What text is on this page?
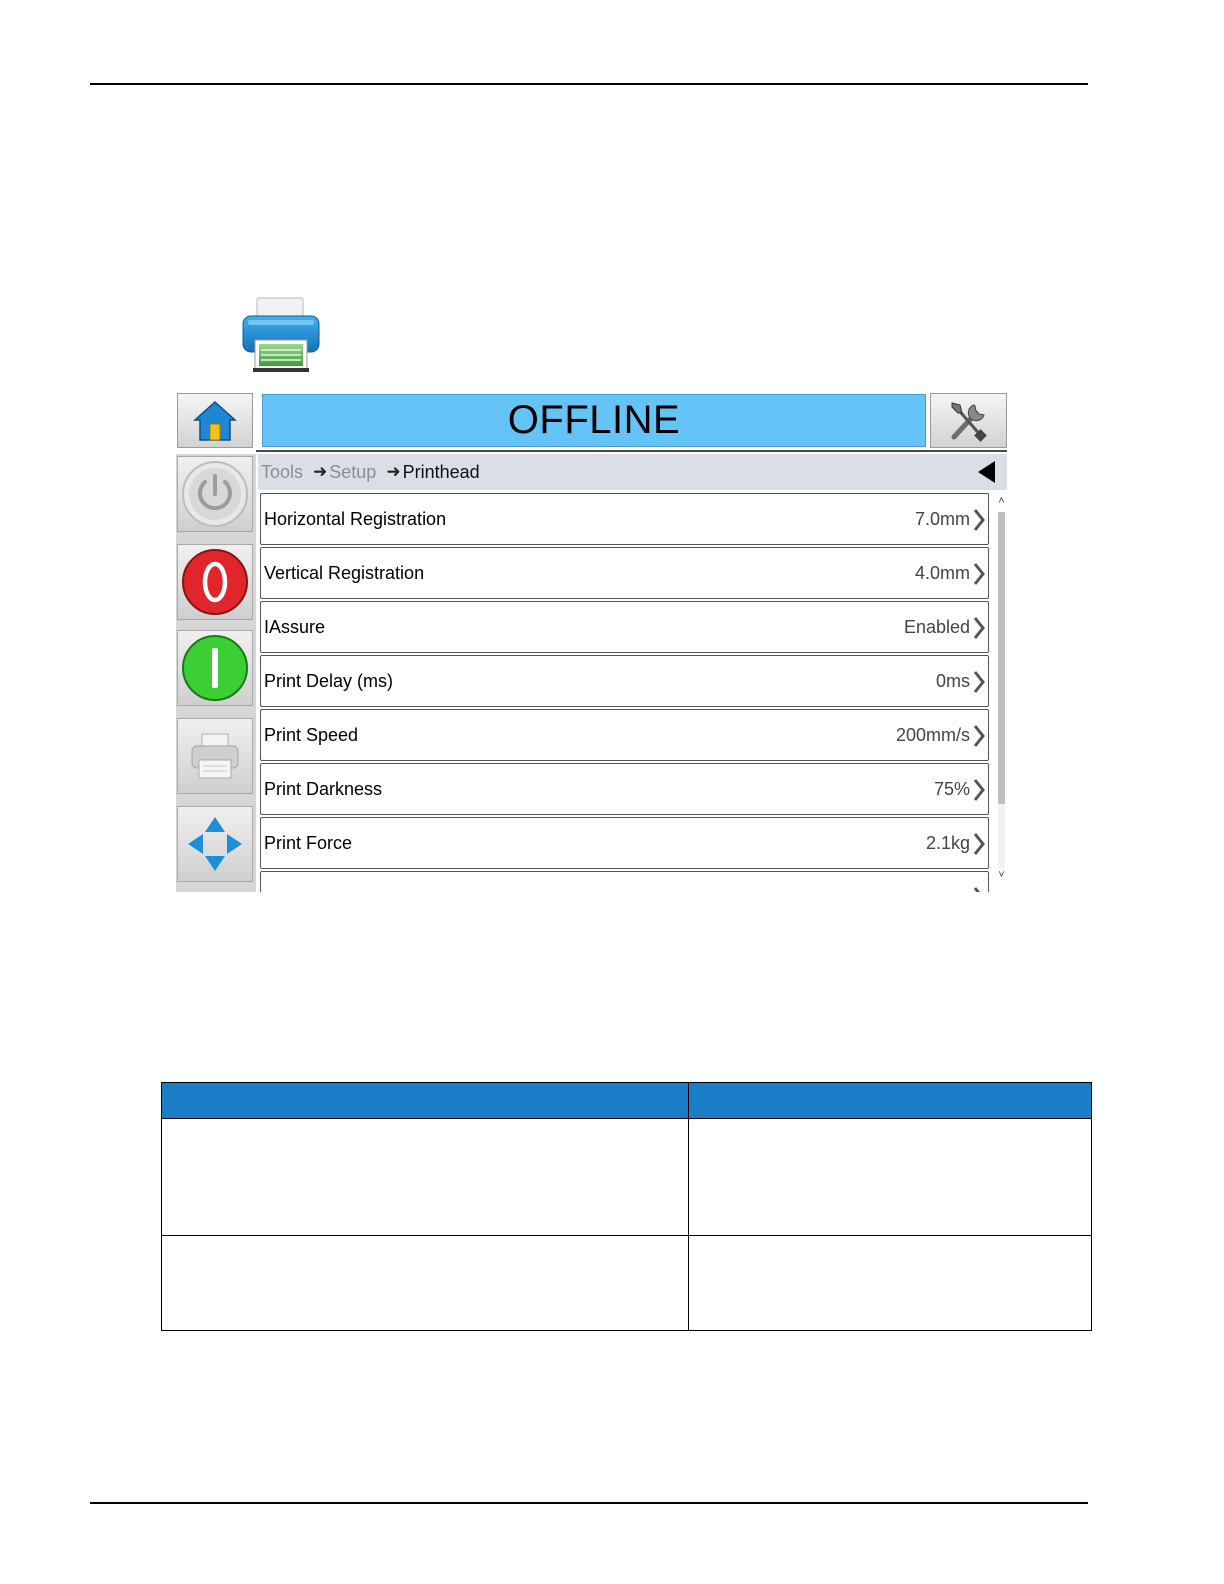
OFFLINE
Tools ➜ Setup ➜ Printhead
Horizontal Registration	7.0mm
Vertical Registration	4.0mm
IAssure	Enabled
Print Delay (ms)	0ms
Print Speed	200mm/s
Print Darkness	75%
Print Force	2.1kg
˄
˅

## Exercise directions
Leave out the pictures and print every line of the data exactly.

## Solution for this problem
What text is on this page?
OFFLINE
Tools ➜ Setup ➜ Printhead
Horizontal Registration	7.0mm
Vertical Registration	4.0mm
IAssure	Enabled
Print Delay (ms)	0ms
Print Speed	200mm/s
Print Darkness	75%
Print Force	2.1kg
˄
˅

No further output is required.